▶ TASK OBJECTIVE
Count, in the entries, the lines with "time". Answer with the number only.

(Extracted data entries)
____________________
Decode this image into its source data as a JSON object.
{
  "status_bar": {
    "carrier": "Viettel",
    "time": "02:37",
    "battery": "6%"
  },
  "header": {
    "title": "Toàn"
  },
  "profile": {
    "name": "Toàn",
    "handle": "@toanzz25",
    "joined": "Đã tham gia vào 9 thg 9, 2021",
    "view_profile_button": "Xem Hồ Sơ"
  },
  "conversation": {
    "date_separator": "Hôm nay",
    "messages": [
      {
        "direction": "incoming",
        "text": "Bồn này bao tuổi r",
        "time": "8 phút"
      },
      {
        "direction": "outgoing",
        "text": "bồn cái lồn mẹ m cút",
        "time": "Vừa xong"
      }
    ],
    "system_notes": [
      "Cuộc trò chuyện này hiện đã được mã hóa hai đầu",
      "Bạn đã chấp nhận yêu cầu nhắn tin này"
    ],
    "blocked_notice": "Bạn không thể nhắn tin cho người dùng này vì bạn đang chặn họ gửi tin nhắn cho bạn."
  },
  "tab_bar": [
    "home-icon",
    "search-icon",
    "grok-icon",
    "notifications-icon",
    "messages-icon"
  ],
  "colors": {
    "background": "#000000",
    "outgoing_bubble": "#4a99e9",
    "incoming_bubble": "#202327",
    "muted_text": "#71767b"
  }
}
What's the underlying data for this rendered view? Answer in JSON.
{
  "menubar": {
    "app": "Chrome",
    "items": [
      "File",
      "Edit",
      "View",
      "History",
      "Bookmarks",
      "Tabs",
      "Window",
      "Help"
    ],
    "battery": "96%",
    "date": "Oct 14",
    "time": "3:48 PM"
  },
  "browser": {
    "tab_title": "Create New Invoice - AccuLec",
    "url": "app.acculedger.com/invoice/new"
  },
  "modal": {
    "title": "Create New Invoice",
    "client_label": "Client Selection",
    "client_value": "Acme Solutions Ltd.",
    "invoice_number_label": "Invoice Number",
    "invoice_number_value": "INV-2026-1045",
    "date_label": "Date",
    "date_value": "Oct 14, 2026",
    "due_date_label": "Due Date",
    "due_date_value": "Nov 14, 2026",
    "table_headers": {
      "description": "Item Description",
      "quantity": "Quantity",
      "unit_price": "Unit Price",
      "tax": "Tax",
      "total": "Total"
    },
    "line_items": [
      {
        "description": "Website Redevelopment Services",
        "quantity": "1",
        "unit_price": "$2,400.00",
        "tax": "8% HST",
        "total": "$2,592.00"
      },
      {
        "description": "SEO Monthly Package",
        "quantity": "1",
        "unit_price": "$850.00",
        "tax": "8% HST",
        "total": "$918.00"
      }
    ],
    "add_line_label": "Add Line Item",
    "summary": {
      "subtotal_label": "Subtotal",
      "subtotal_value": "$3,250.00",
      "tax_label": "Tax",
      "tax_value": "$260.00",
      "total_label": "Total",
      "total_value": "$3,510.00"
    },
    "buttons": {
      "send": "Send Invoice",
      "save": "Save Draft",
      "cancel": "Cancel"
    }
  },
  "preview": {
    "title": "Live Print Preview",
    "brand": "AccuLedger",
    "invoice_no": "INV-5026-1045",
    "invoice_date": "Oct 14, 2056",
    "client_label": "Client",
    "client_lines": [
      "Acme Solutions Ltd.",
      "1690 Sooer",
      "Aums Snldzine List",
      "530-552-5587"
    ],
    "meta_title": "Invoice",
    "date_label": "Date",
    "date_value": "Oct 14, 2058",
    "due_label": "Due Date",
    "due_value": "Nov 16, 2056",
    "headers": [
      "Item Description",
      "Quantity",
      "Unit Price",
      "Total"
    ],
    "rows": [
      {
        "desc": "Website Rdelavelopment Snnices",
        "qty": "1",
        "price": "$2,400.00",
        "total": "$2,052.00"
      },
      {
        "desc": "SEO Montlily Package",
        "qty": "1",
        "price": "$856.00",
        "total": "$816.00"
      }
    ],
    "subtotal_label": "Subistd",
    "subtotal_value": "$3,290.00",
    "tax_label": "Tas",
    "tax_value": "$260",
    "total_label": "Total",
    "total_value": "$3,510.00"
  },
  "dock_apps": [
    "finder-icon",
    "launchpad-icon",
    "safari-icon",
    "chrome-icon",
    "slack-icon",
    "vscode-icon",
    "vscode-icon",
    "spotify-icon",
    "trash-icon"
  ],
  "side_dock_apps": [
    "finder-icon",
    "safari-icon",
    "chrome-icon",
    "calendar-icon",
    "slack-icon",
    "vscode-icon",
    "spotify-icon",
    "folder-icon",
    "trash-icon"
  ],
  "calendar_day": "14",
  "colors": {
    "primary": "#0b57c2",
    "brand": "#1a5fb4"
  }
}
____________________
▶ OUTPUT
4